**WHAT YOU SHOULD DO:**
Transcribe the listing in full, excluding any pictures.

**MATERIAL PROVIDED:**
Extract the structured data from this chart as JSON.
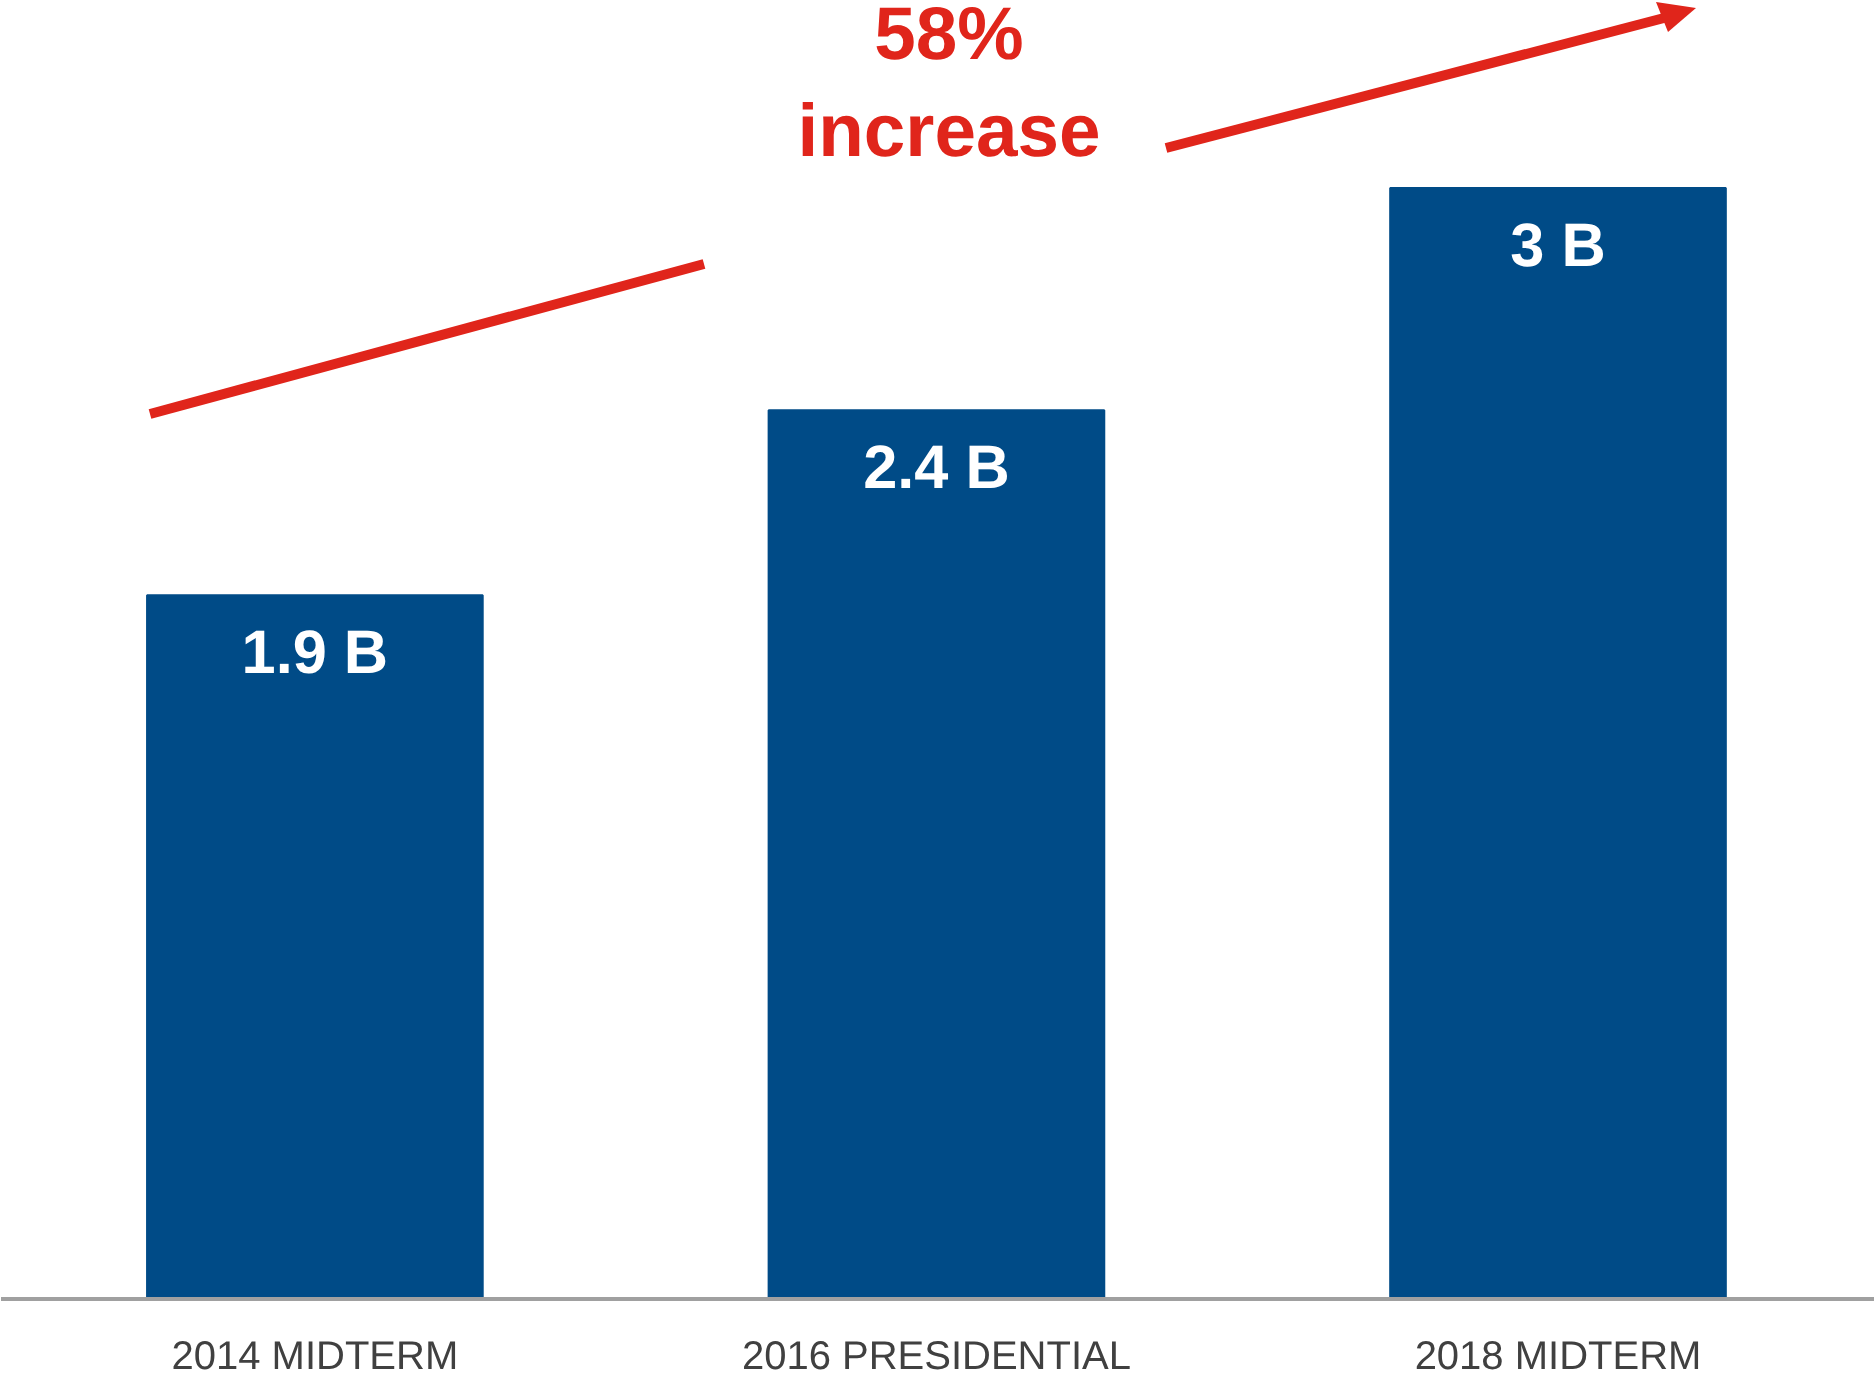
{
  "chart_data": {
    "type": "bar",
    "categories": [
      "2014 MIDTERM",
      "2016 PRESIDENTIAL",
      "2018 MIDTERM"
    ],
    "values": [
      1.9,
      2.4,
      3
    ],
    "color": "#004b87",
    "value_labels": [
      "1.9 B",
      "2.4 B",
      "3 B"
    ],
    "tick_labels": "x",
    "grid": false,
    "annotations": [
      "58%\nincrease"
    ]
  }
}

**ANSWER:**
Extract the structured data from this chart as JSON.
{
  "chart_data": {
    "type": "bar",
    "categories": [
      "2014 MIDTERM",
      "2016 PRESIDENTIAL",
      "2018 MIDTERM"
    ],
    "values": [
      1.9,
      2.4,
      3
    ],
    "color": "#004b87",
    "value_labels": [
      "1.9 B",
      "2.4 B",
      "3 B"
    ],
    "tick_labels": "x",
    "grid": false,
    "annotations": [
      "58%\nincrease"
    ]
  }
}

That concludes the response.